Return the lines below that carry the word "name".

----

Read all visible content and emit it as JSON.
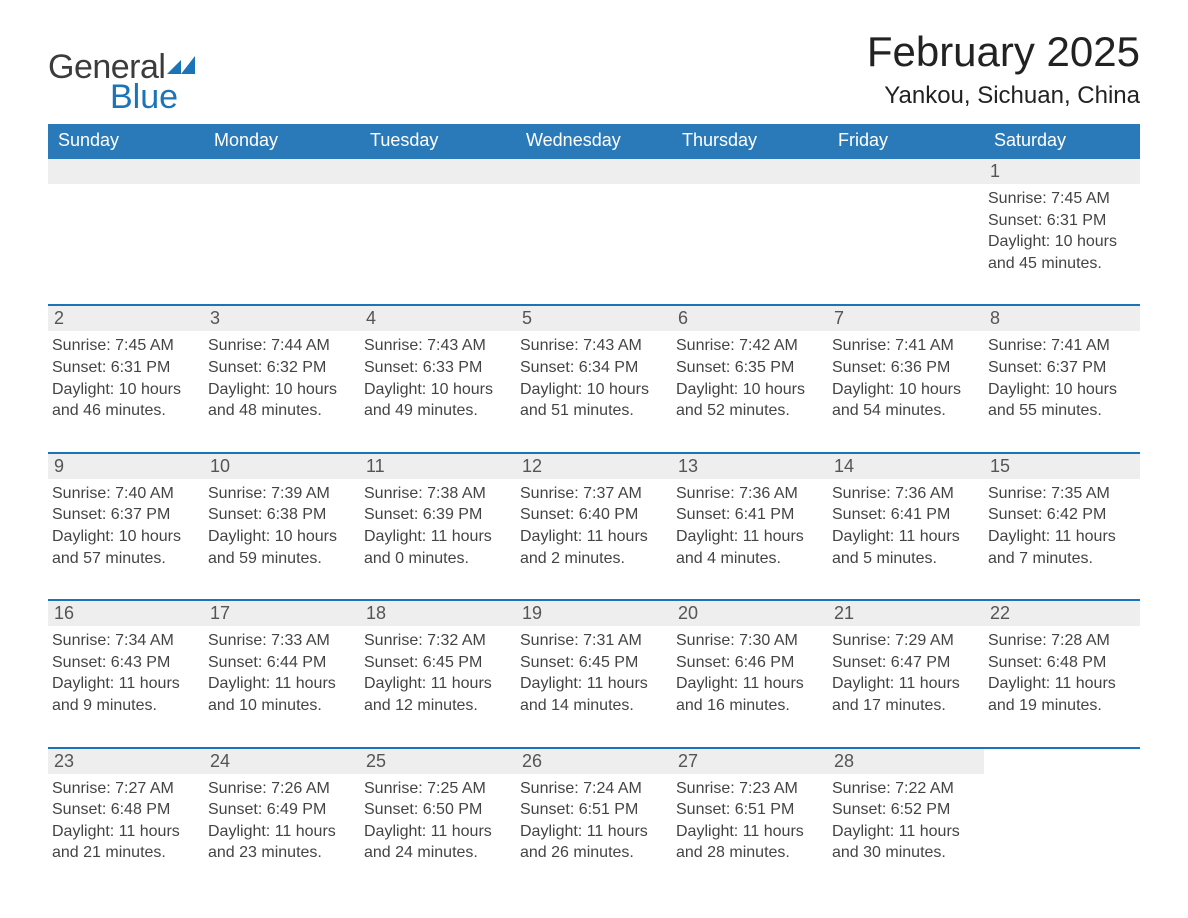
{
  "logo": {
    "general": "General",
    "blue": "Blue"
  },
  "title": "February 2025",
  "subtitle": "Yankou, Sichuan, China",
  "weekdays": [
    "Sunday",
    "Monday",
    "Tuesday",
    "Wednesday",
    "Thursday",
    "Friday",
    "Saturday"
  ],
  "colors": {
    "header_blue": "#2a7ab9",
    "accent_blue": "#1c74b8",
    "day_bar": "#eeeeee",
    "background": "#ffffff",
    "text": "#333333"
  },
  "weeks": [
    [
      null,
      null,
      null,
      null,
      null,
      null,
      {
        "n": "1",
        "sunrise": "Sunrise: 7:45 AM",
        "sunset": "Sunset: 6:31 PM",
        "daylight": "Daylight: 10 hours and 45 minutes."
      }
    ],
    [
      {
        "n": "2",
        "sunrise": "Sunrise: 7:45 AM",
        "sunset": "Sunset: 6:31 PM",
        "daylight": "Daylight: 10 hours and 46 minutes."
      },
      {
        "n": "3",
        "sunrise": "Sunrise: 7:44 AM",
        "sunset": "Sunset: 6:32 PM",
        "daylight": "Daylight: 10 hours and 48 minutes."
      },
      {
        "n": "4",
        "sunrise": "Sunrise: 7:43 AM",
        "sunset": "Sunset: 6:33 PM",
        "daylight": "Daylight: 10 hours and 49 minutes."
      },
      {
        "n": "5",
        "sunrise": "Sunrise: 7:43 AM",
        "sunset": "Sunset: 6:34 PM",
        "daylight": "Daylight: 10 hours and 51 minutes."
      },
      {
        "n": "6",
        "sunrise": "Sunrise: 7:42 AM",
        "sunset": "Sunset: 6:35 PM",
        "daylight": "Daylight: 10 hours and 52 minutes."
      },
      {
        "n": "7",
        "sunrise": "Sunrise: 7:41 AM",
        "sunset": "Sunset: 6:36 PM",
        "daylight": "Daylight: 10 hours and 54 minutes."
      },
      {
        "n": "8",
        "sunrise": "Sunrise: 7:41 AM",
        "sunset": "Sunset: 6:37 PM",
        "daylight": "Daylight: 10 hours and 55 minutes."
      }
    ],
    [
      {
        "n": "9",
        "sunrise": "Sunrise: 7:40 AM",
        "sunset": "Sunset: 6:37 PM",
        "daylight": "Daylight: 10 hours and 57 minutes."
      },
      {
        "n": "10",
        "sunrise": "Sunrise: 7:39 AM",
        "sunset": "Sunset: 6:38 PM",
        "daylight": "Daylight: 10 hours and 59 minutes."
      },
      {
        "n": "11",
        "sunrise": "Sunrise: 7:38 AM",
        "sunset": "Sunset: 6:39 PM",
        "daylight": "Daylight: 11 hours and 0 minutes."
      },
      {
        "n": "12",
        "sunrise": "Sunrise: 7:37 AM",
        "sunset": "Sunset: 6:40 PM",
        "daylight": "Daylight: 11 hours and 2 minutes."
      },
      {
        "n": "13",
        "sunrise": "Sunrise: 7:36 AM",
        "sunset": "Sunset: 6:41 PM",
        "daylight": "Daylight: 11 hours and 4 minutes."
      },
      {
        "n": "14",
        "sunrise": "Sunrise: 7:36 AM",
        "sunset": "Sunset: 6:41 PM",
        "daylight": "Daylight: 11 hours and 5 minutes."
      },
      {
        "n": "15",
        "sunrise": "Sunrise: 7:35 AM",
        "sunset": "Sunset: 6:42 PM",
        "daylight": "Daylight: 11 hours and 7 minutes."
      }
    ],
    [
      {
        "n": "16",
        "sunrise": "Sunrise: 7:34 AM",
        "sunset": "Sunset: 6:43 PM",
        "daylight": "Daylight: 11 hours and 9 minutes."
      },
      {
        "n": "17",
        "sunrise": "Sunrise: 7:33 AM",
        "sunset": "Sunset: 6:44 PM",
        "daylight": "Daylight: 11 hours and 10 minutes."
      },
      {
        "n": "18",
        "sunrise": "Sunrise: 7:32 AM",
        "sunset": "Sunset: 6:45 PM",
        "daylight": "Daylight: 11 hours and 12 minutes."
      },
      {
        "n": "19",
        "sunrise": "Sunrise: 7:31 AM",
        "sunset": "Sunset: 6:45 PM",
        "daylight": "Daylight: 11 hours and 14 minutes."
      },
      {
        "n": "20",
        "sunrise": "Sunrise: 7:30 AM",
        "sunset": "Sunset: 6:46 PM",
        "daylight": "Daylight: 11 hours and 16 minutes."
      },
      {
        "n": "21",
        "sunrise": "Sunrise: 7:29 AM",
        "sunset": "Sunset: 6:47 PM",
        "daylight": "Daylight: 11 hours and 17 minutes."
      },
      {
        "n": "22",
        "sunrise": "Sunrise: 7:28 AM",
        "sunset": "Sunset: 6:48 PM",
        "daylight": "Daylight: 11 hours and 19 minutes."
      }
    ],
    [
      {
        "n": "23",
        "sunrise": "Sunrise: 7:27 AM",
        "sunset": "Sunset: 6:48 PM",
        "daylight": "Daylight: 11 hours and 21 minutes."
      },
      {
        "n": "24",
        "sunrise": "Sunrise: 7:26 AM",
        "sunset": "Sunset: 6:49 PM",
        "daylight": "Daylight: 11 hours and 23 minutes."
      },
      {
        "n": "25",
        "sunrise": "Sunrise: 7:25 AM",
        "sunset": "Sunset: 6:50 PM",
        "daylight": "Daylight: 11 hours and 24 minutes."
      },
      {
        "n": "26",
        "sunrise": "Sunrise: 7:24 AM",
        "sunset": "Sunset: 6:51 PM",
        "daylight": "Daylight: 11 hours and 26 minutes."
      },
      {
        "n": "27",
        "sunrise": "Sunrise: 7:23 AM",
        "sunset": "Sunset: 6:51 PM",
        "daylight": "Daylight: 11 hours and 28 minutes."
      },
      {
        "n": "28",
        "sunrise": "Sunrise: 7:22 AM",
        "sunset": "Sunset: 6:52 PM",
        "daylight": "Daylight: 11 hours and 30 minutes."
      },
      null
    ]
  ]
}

----

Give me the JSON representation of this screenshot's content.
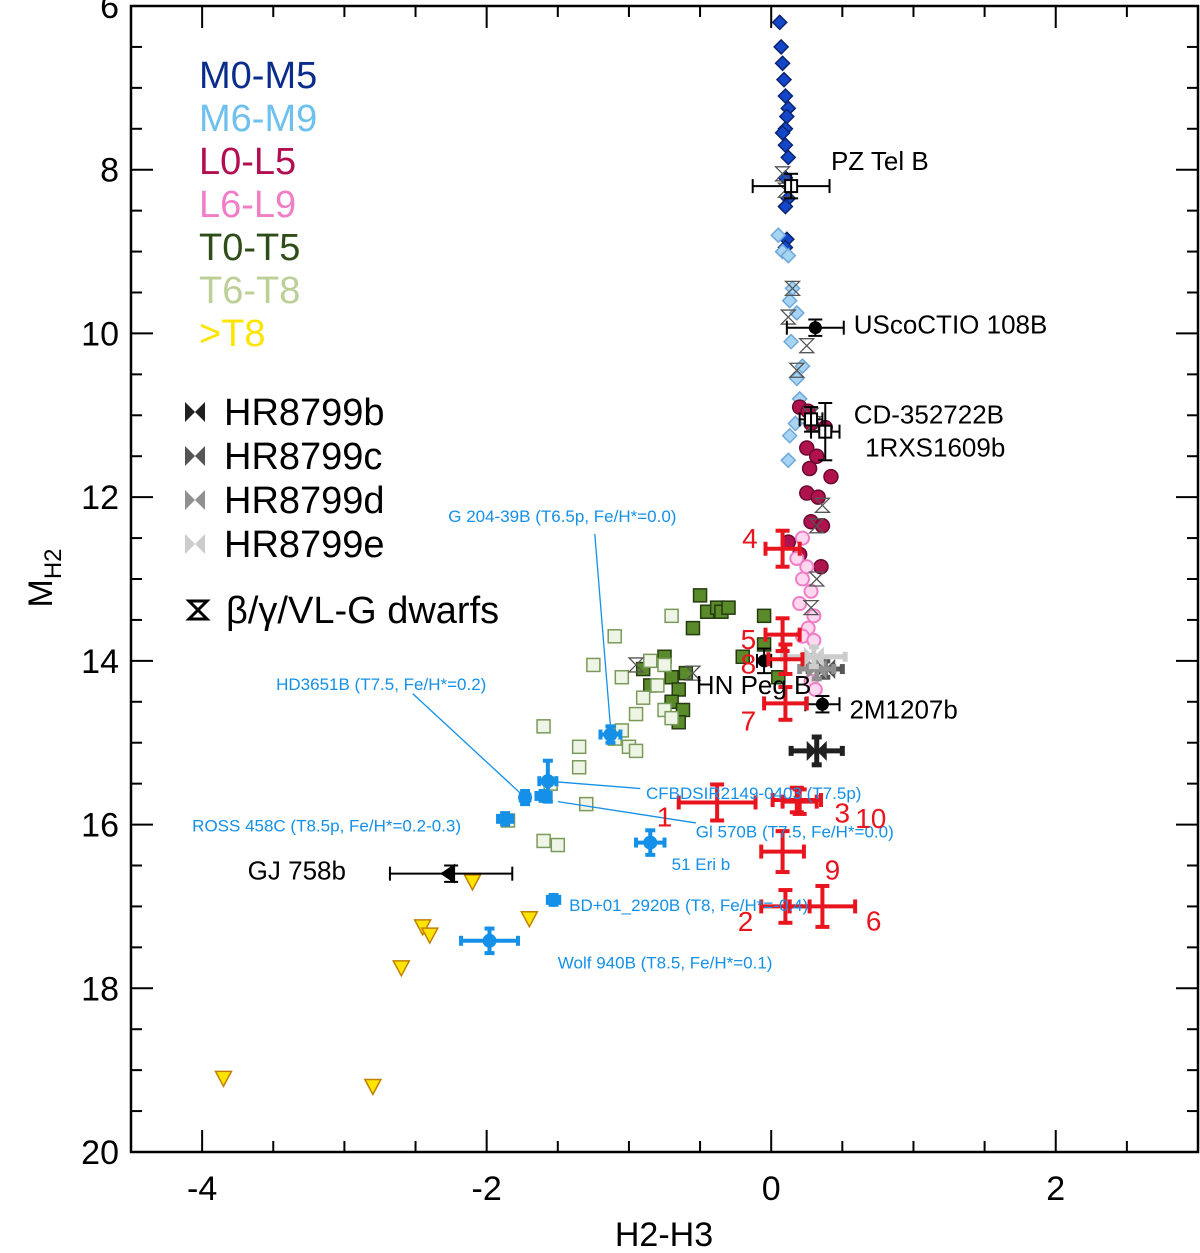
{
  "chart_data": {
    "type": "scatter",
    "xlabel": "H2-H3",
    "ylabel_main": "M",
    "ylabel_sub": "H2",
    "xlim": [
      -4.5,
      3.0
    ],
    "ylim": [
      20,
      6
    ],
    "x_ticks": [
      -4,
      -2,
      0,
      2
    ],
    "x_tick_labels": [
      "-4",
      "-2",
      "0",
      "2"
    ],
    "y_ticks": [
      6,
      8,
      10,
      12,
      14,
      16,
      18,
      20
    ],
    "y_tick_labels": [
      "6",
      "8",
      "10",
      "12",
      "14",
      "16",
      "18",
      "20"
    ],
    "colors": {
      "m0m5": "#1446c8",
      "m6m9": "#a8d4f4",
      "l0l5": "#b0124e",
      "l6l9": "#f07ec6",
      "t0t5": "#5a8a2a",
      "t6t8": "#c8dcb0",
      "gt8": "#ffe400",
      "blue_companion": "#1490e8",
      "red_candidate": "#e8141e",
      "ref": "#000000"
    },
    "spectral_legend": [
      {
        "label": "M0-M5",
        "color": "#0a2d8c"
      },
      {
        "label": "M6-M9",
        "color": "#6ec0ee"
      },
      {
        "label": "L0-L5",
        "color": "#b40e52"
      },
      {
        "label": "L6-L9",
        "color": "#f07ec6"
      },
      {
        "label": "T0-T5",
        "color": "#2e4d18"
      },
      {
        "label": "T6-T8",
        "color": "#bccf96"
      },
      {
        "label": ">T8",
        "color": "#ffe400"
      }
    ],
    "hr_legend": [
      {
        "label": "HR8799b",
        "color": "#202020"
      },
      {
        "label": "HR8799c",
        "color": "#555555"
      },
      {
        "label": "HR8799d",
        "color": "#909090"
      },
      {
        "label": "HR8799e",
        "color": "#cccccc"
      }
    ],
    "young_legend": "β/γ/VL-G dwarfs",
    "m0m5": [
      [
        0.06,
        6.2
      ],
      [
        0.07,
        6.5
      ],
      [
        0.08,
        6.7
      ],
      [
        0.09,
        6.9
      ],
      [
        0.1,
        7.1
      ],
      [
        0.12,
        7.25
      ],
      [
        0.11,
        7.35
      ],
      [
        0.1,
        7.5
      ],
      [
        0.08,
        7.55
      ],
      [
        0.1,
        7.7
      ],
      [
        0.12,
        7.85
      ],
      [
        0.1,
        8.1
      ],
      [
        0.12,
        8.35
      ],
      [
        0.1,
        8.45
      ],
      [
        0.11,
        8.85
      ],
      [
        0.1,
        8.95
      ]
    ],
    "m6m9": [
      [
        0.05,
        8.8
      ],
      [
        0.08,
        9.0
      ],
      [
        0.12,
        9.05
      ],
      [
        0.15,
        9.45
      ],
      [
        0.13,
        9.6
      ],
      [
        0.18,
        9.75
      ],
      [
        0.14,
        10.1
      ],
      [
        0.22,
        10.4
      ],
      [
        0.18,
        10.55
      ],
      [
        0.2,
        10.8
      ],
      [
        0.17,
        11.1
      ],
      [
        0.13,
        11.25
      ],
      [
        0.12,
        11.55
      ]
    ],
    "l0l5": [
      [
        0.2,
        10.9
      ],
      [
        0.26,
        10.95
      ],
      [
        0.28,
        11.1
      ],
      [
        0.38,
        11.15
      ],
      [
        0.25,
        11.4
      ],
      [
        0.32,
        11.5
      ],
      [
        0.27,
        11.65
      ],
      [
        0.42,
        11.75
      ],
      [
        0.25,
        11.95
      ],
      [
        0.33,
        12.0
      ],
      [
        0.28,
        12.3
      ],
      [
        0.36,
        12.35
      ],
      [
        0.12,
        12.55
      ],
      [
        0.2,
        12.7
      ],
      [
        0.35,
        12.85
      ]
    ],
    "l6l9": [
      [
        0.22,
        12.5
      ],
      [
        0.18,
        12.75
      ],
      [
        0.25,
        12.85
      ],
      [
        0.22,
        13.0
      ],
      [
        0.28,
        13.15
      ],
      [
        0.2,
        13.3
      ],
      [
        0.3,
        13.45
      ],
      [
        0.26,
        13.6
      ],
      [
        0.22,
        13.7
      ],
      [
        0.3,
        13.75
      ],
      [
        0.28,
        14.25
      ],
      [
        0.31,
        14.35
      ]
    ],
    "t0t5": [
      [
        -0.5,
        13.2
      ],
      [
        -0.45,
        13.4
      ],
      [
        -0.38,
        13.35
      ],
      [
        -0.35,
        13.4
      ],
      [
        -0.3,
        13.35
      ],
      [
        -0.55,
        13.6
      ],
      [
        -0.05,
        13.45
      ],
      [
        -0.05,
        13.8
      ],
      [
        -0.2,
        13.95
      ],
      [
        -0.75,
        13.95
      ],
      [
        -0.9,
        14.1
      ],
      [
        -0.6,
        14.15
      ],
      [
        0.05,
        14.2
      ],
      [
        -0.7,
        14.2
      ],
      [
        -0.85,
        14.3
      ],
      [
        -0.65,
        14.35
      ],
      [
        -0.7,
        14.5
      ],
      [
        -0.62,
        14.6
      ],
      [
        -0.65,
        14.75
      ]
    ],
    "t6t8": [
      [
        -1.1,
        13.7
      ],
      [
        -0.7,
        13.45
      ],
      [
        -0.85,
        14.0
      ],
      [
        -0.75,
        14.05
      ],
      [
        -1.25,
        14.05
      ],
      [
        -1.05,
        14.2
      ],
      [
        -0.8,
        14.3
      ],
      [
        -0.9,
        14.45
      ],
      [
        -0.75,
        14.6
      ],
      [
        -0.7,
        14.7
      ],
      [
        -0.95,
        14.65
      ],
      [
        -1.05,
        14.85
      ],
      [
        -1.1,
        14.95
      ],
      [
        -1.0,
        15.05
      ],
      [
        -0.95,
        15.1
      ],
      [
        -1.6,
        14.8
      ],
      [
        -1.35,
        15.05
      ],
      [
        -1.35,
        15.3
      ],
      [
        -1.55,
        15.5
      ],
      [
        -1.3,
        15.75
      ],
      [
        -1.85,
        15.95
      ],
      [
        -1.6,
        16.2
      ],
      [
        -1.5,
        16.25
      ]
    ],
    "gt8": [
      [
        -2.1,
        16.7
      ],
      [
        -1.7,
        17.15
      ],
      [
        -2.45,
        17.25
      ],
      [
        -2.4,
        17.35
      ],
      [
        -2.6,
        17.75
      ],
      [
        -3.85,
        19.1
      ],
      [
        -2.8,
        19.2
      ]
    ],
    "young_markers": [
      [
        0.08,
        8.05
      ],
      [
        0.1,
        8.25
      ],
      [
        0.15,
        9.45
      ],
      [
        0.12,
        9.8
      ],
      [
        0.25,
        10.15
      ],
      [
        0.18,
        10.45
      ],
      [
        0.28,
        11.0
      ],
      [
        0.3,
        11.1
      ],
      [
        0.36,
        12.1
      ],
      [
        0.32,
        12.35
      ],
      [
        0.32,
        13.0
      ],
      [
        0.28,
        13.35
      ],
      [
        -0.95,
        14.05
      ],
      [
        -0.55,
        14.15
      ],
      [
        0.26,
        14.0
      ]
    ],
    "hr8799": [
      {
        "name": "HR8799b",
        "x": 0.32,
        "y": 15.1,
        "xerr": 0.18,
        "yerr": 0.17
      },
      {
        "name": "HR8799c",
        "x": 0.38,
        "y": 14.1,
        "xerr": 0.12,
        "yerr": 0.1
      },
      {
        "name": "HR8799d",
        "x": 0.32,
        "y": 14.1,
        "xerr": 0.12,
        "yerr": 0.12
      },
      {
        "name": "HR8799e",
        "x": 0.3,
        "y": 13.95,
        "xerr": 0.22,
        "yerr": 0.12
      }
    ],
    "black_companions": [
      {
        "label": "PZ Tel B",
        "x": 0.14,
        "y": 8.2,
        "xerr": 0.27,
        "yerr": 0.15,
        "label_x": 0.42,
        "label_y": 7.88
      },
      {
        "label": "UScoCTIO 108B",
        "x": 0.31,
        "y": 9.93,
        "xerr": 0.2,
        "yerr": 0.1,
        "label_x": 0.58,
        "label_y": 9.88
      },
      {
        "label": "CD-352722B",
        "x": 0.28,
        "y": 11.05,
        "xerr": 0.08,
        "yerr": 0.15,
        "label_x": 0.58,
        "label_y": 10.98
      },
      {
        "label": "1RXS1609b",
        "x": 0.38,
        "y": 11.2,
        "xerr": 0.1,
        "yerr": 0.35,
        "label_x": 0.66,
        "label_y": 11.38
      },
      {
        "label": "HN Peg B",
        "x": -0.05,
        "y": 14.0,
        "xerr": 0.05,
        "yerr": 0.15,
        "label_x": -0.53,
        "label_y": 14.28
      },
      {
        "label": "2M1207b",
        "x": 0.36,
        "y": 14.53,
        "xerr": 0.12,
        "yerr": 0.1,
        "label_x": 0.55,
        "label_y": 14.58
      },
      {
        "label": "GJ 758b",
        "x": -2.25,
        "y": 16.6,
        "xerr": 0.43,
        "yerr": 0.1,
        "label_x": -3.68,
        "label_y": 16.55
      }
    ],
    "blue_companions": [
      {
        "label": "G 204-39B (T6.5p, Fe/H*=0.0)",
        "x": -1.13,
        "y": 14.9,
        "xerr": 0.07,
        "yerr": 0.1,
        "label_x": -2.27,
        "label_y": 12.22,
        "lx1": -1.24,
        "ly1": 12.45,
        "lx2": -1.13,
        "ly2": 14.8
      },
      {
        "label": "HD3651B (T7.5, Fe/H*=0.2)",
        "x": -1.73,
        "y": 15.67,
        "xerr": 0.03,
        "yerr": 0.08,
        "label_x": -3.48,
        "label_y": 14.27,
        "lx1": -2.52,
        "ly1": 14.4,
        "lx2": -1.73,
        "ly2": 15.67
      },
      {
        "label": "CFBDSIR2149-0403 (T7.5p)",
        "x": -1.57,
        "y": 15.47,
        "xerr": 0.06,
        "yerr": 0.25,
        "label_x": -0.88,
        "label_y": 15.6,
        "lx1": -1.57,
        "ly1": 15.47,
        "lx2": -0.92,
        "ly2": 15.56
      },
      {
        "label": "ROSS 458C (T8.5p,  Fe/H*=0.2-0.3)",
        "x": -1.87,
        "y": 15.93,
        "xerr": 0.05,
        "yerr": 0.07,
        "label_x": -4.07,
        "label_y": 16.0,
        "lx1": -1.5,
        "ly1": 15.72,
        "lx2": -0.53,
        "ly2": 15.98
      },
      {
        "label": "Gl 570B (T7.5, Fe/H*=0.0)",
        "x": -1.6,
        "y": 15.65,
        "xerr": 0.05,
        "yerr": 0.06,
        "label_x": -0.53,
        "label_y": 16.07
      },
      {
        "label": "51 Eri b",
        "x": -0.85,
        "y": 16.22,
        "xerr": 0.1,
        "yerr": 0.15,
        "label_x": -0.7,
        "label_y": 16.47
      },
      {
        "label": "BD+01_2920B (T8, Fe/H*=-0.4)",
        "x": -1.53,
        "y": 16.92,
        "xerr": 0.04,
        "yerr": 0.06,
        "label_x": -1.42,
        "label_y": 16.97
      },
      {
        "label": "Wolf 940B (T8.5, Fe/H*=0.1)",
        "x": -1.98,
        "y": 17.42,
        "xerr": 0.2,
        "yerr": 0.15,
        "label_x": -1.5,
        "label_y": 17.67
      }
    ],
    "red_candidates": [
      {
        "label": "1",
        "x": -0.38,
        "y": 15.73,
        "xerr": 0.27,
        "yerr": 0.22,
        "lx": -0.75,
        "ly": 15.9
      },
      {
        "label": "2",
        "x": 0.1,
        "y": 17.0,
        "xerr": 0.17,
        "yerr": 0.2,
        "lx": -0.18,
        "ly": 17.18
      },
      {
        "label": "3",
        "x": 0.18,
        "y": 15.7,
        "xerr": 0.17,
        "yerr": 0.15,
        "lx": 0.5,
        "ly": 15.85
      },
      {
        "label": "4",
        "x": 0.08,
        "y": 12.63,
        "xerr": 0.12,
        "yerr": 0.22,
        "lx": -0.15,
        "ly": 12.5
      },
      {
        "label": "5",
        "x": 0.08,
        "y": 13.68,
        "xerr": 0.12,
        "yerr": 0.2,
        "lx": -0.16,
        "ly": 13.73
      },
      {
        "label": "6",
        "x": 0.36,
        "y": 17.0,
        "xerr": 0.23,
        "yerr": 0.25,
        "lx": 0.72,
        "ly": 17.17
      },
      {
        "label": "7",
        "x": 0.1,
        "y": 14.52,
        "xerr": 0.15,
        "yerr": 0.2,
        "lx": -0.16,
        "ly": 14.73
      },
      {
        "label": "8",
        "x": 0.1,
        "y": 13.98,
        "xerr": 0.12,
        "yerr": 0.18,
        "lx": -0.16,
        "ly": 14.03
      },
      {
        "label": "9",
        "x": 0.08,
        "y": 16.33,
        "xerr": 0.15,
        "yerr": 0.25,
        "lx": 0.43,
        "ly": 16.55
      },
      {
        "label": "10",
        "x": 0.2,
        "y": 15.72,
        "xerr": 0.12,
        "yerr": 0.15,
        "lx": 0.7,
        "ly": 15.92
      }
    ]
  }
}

----

▸ **TASK RESULT**:
        "name": "HR8799b",
        "name": "HR8799c",
        "name": "HR8799d",
        "name": "HR8799e",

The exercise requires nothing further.